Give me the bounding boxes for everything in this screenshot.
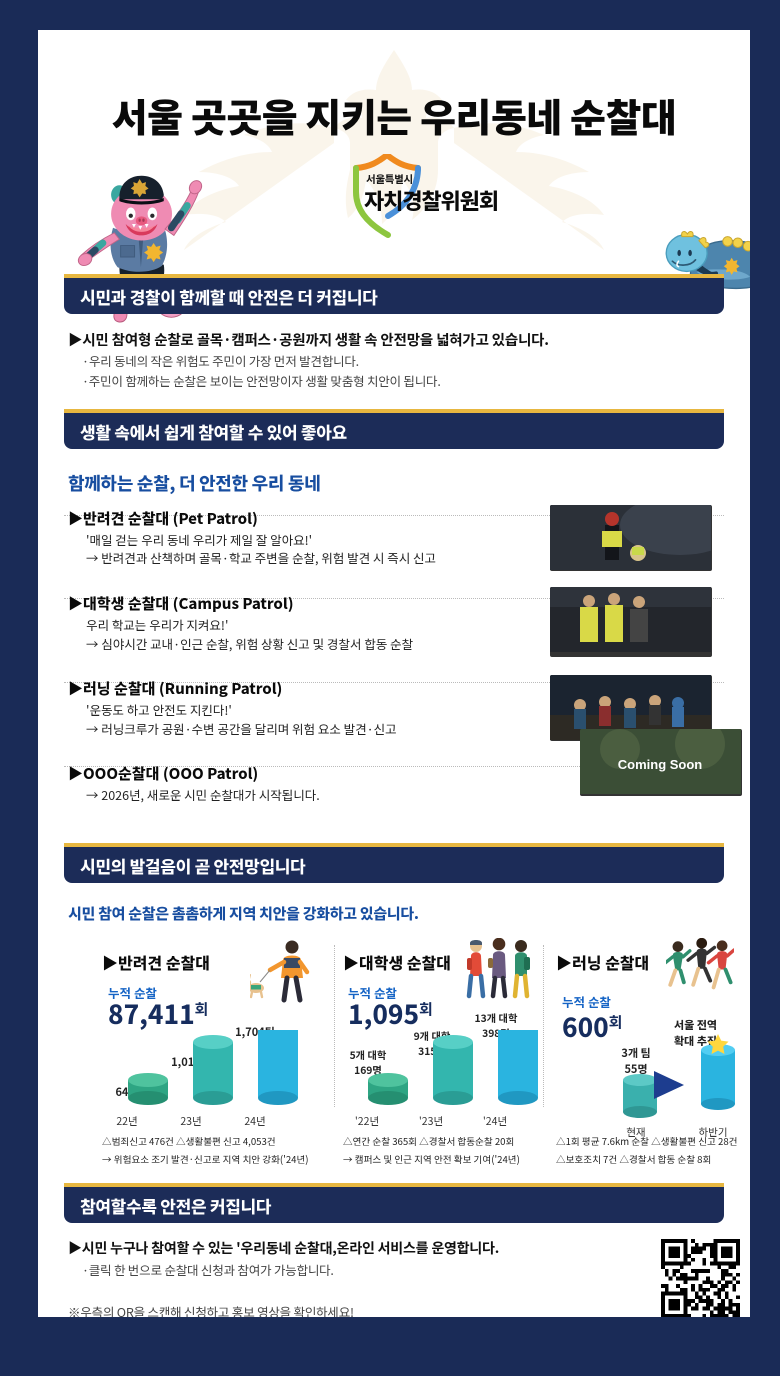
svg-text:Coming Soon: Coming Soon (618, 757, 703, 772)
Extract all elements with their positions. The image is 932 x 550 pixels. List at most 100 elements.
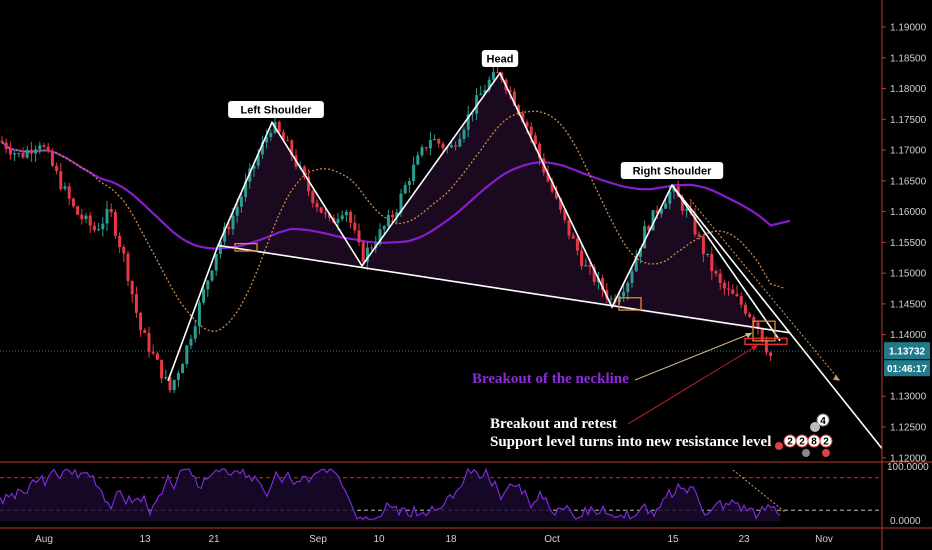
candle-body [84, 215, 88, 220]
candle [340, 210, 344, 222]
y-tick-label: 1.14000 [890, 330, 927, 341]
annotation-arrow-1 [634, 332, 753, 381]
candle [118, 232, 122, 253]
candle-body [34, 149, 38, 154]
candle [0, 136, 4, 144]
candle-body [706, 253, 710, 255]
candle [126, 250, 130, 287]
candle [260, 135, 264, 159]
candle-body [391, 214, 395, 218]
candle-body [575, 238, 579, 251]
candle [197, 299, 201, 335]
candle-body [172, 379, 176, 391]
candle-body [559, 198, 563, 210]
candle-body [286, 140, 290, 142]
candle [710, 246, 714, 280]
annotation-neckline: Breakout of the neckline [472, 371, 629, 387]
candle-body [584, 265, 588, 267]
candle-body [151, 351, 155, 354]
candle [42, 142, 46, 149]
candle-body [328, 213, 332, 218]
candle-body [13, 153, 17, 155]
candle [193, 319, 197, 343]
candle [13, 150, 17, 162]
candle-body [193, 326, 197, 339]
candle [630, 265, 634, 289]
candle [281, 129, 285, 141]
candle [433, 134, 437, 141]
candle-body [634, 256, 638, 272]
candle-body [181, 363, 185, 374]
candle-body [743, 304, 747, 314]
candle [181, 362, 185, 374]
candle [143, 327, 147, 334]
candle [496, 66, 500, 74]
candle-body [25, 149, 29, 158]
candle [554, 185, 558, 201]
candle [172, 379, 176, 394]
candle-body [126, 253, 130, 282]
candle-body [664, 203, 668, 209]
candle-body [248, 168, 252, 182]
candle [4, 138, 8, 154]
candle [122, 244, 126, 262]
y-tick-label: 1.13000 [890, 392, 927, 403]
candle [113, 209, 117, 239]
osc-tick-label: 100.0000 [887, 462, 929, 473]
candle-body [437, 139, 441, 144]
candle-body [189, 338, 193, 346]
candle-body [105, 208, 109, 224]
candle-body [97, 229, 101, 231]
y-tick-label: 1.14500 [890, 299, 927, 310]
candle [59, 163, 63, 191]
candle [437, 137, 441, 148]
candle-body [479, 93, 483, 96]
candle-body [269, 132, 273, 138]
y-tick-label: 1.15500 [890, 238, 927, 249]
countdown-label: 01:46:17 [887, 364, 927, 375]
candle [155, 351, 159, 361]
candle [651, 210, 655, 231]
candle [323, 208, 327, 219]
candle-body [416, 155, 420, 165]
candle-body [428, 140, 432, 149]
candle [105, 200, 109, 231]
candle [50, 148, 54, 167]
candle [71, 197, 75, 209]
candle [311, 189, 315, 208]
candle-body [235, 206, 239, 216]
candle-body [550, 181, 554, 192]
candle-body [323, 212, 327, 214]
candle-body [42, 145, 46, 147]
candle-body [517, 105, 521, 114]
candle-body [386, 214, 390, 227]
candle-body [592, 266, 596, 282]
pattern-label-box [481, 50, 519, 67]
x-tick-label: Oct [544, 534, 560, 545]
candle-body [533, 135, 537, 145]
candle [176, 370, 180, 387]
candle-body [202, 289, 206, 303]
candle-body [281, 132, 285, 141]
candle [361, 240, 365, 263]
candle [25, 145, 29, 160]
moving-average-long [1, 141, 791, 250]
pattern-labels: Left Shoulder Head Right Shoulder [228, 50, 724, 179]
candle [269, 129, 273, 142]
osc-divergence-line [732, 469, 786, 513]
candle-body [0, 140, 4, 143]
candle-body [483, 90, 487, 94]
candle [412, 156, 416, 185]
candle [21, 147, 25, 159]
candle-body [160, 359, 164, 379]
badge-dot [802, 449, 810, 457]
projection-line [671, 184, 883, 450]
target-arrow [689, 198, 841, 382]
y-tick-label: 1.12500 [890, 423, 927, 434]
candle [139, 311, 143, 338]
candle-body [630, 271, 634, 283]
candle [370, 244, 374, 251]
candle [84, 212, 88, 223]
candle [454, 141, 458, 151]
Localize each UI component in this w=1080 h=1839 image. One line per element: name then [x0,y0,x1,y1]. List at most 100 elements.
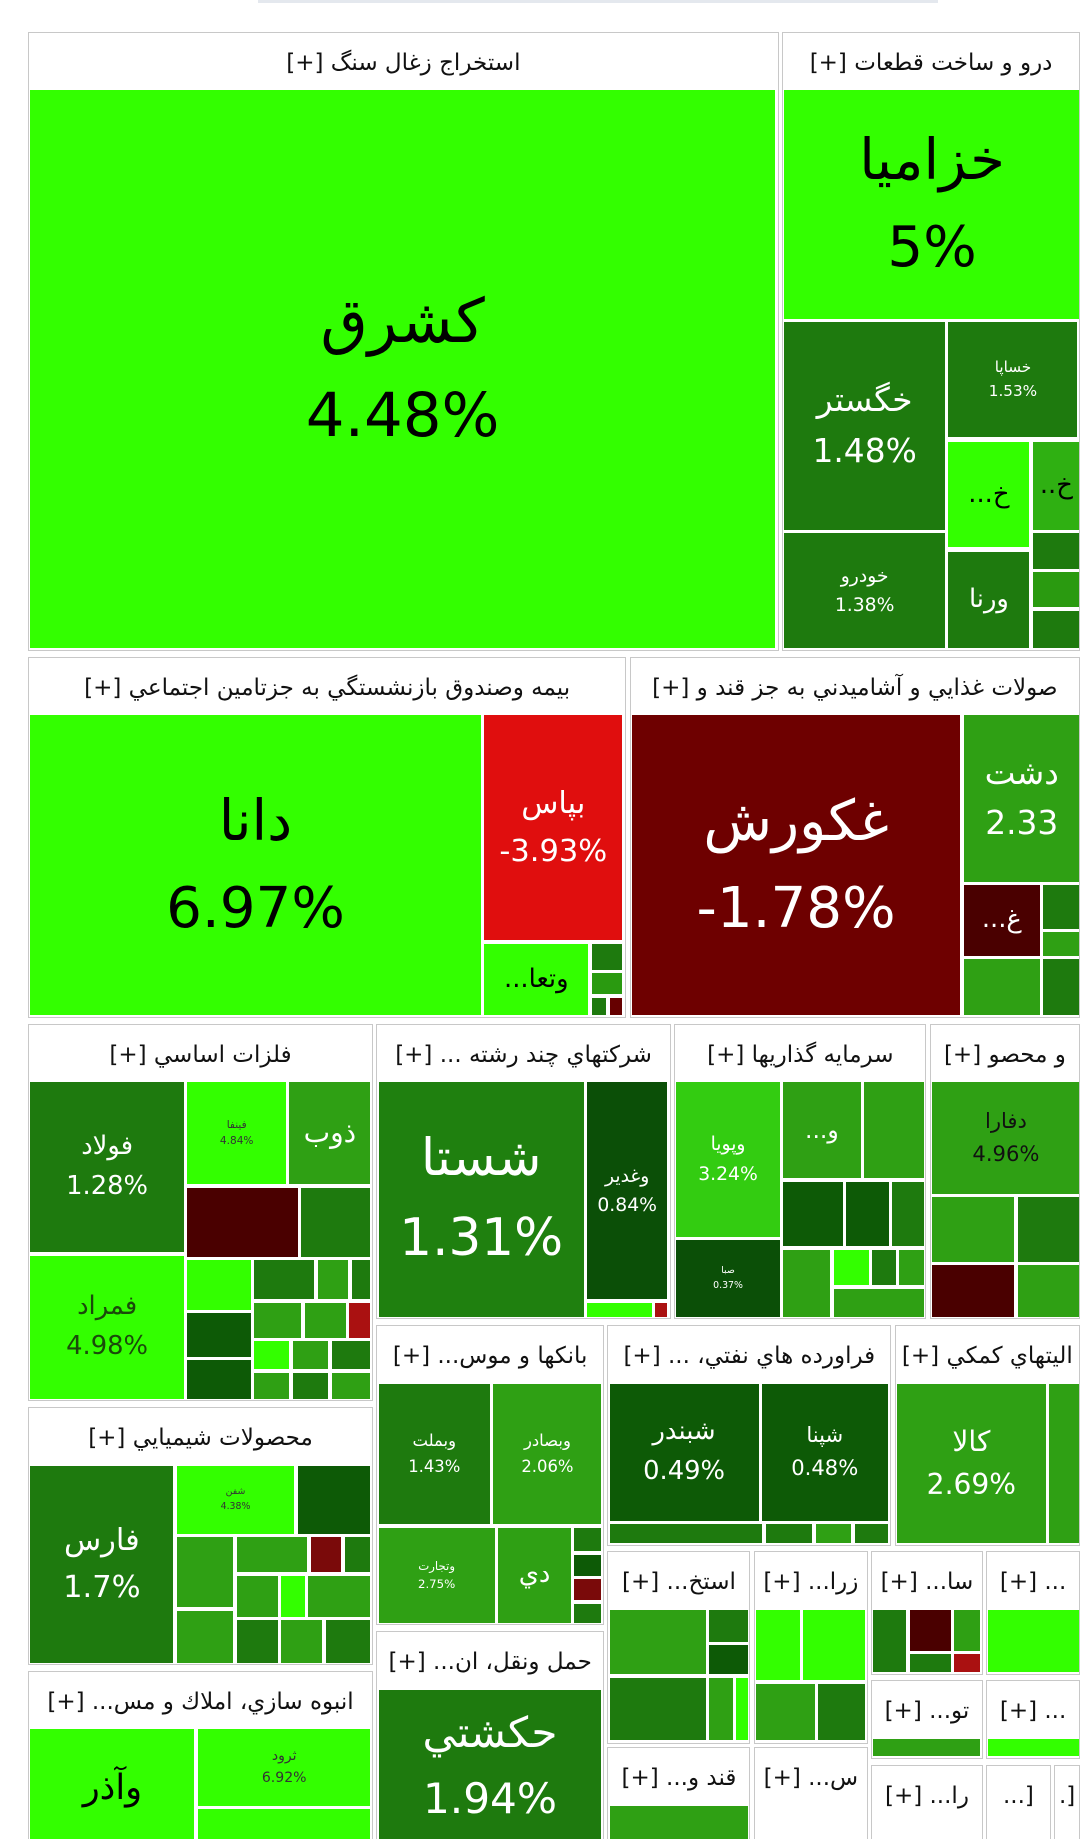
sector-title[interactable]: سا... [+] [880,1569,974,1596]
sector-title[interactable]: سرمايه گذاريها [+] [707,1041,894,1068]
stock-tile-small[interactable] [592,943,623,970]
stock-tile[interactable]: بپاس -3.93% [484,715,623,941]
stock-tile[interactable]: خودرو 1.38% [784,533,945,649]
sector-title[interactable]: بانكها و موس... [+] [392,1343,588,1370]
stock-tile-small[interactable] [854,1524,888,1543]
stock-tile[interactable]: دفارا 4.96% [932,1082,1079,1194]
stock-tile[interactable]: وپويا 3.24% [676,1082,780,1237]
stock-tile[interactable]: غكورش -1.78% [631,715,961,1016]
stock-tile[interactable]: دشت 2.33 [963,715,1079,882]
stock-tile-small[interactable] [1043,885,1079,929]
stock-tile-small[interactable] [1043,959,1079,1016]
sector-title[interactable]: س... [+] [763,1765,859,1792]
stock-tile[interactable]: صبا 0.37% [676,1240,780,1317]
sector-title[interactable]: فراورده هاي نفتي، ... [+] [623,1343,876,1370]
stock-tile[interactable]: ذوب [289,1082,371,1185]
stock-tile-small[interactable] [176,1537,234,1608]
stock-tile-small[interactable] [574,1603,602,1623]
stock-tile[interactable]: ثرود 6.92% [198,1729,371,1806]
stock-tile-small[interactable] [1032,610,1079,649]
stock-tile-small[interactable] [932,1265,1015,1317]
stock-tile[interactable]: خ... [948,441,1030,548]
stock-tile-small[interactable] [1032,533,1079,569]
stock-tile-small[interactable] [892,1181,924,1247]
stock-tile[interactable]: دي [498,1527,571,1623]
stock-tile-small[interactable] [574,1579,602,1601]
stock-tile-small[interactable] [349,1302,371,1338]
stock-tile-small[interactable] [818,1683,866,1740]
stock-tile-small[interactable] [301,1187,371,1257]
stock-tile-small[interactable] [317,1260,349,1300]
sector-title[interactable]: حمل ونقل، ان... [+] [388,1649,592,1676]
stock-tile[interactable]: دانا 6.97% [30,715,481,1016]
stock-tile-small[interactable] [783,1249,831,1317]
stock-tile-small[interactable] [932,1197,1015,1262]
stock-tile-small[interactable] [198,1809,371,1839]
stock-tile-small[interactable] [254,1302,302,1338]
stock-tile-small[interactable] [756,1683,815,1740]
stock-tile-small[interactable] [351,1260,371,1300]
stock-tile-small[interactable] [833,1249,869,1286]
stock-tile[interactable]: شستا 1.31% [378,1082,584,1317]
stock-tile-small[interactable] [254,1260,315,1300]
stock-tile-small[interactable] [236,1537,308,1573]
sector-title[interactable]: فلزات اساسي [+] [109,1041,292,1068]
stock-tile-small[interactable] [254,1341,290,1370]
stock-tile[interactable]: وآذر [30,1729,195,1839]
stock-tile-small[interactable] [574,1554,602,1576]
stock-tile-small[interactable] [587,1302,652,1317]
stock-tile-small[interactable] [1017,1265,1079,1317]
stock-tile-small[interactable] [756,1609,800,1681]
stock-tile-small[interactable] [331,1341,371,1370]
stock-tile-small[interactable] [292,1372,329,1399]
stock-tile-small[interactable] [783,1181,843,1247]
stock-tile-small[interactable] [954,1654,981,1672]
stock-tile-small[interactable] [176,1611,234,1663]
stock-tile-small[interactable] [281,1575,305,1617]
sector-title[interactable]: اليتهاي كمكي [+] [901,1343,1073,1370]
stock-tile[interactable]: خگستر 1.48% [784,322,945,530]
stock-tile-small[interactable] [236,1620,278,1663]
stock-tile-small[interactable] [954,1609,981,1651]
stock-tile[interactable]: كشرق 4.48% [30,90,775,649]
stock-tile-small[interactable] [574,1527,602,1552]
stock-tile[interactable]: وغدير 0.84% [587,1082,668,1300]
stock-tile[interactable]: و... [783,1082,861,1179]
stock-tile[interactable]: شفن 4.38% [176,1465,295,1534]
sector-title[interactable]: انبوه سازي، املاك و مس... [+] [47,1689,354,1715]
sector-title[interactable]: بيمه وصندوق بازنشستگي به جزتامين اجتماعي… [84,674,571,701]
stock-tile-small[interactable] [325,1620,371,1663]
sector-title[interactable]: قند و... [+] [621,1765,737,1792]
sector-title[interactable]: زرا... [+] [763,1569,859,1596]
stock-tile-small[interactable] [846,1181,889,1247]
stock-tile[interactable]: شپنا 0.48% [762,1383,888,1521]
stock-tile-small[interactable] [609,1805,748,1839]
stock-tile-small[interactable] [709,1609,748,1642]
stock-tile-small[interactable] [187,1260,251,1310]
stock-tile[interactable]: غ... [963,885,1040,956]
sector-title[interactable]: ... [+] [999,1569,1067,1596]
sector-title[interactable]: [... [1002,1782,1034,1809]
sector-title[interactable]: [. [1058,1782,1076,1809]
stock-tile[interactable]: وتجارت 2.75% [378,1527,495,1623]
stock-tile-small[interactable] [815,1524,852,1543]
stock-tile-small[interactable] [292,1341,329,1370]
sector-title[interactable]: ... [+] [999,1698,1067,1725]
stock-tile-small[interactable] [609,1524,763,1543]
stock-tile-small[interactable] [592,973,623,995]
stock-tile-small[interactable] [609,1677,706,1740]
stock-tile-small[interactable] [909,1609,951,1651]
stock-tile[interactable]: خزاميا 5% [784,90,1079,319]
stock-tile-small[interactable] [1049,1383,1079,1543]
stock-tile[interactable]: شبندر 0.49% [609,1383,759,1521]
sector-title[interactable]: تو... [+] [884,1698,970,1725]
sector-title[interactable]: را... [+] [884,1782,969,1809]
stock-tile-small[interactable] [609,1609,706,1675]
sector-title[interactable]: صولات غذايي و آشاميدني به جز قند و [+] [652,674,1058,701]
stock-tile-small[interactable] [1032,572,1079,608]
stock-tile[interactable]: وتعا... [484,943,589,1016]
stock-tile-small[interactable] [1017,1197,1079,1262]
stock-tile-small[interactable] [297,1465,371,1534]
stock-tile-small[interactable] [899,1249,924,1286]
stock-tile-small[interactable] [592,997,607,1016]
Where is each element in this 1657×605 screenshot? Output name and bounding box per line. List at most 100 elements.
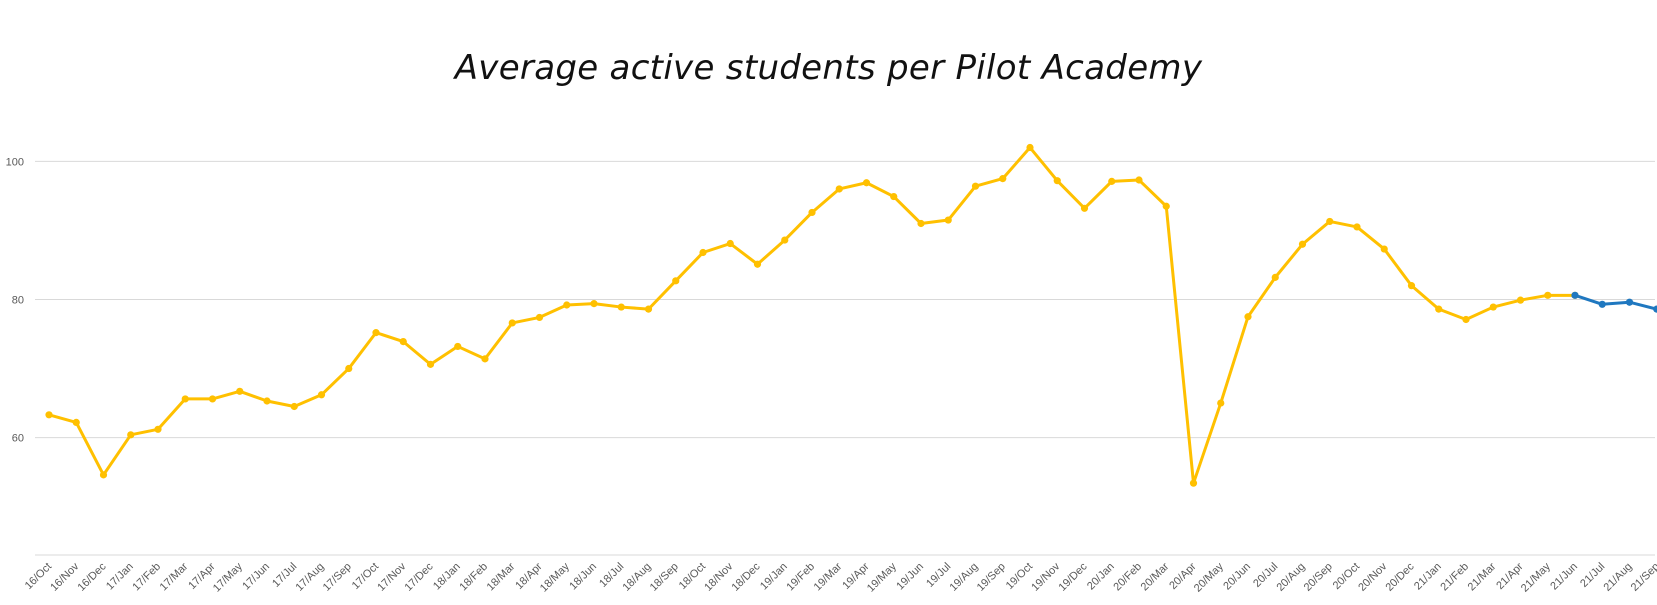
──────────
### INSTRUCTION:
Please format the records as a Markdown table with the columns "Row" and "Text". Begin at the start of the records and stop after the line that contains "Extract all elements". Leave out blank lines and pictures.

### FINISHED TASK:
| Row | Text |
|---|---|
| 1 | Give me the bounding boxes for everything in this screenshot. |
| 2 | svg-text:Coming Soon: Coming Soon (618, 757, 703, 772) |
| 3 | Extract all elements with their positions. The image is 932 x 550 pixels. List at most 100 elements. |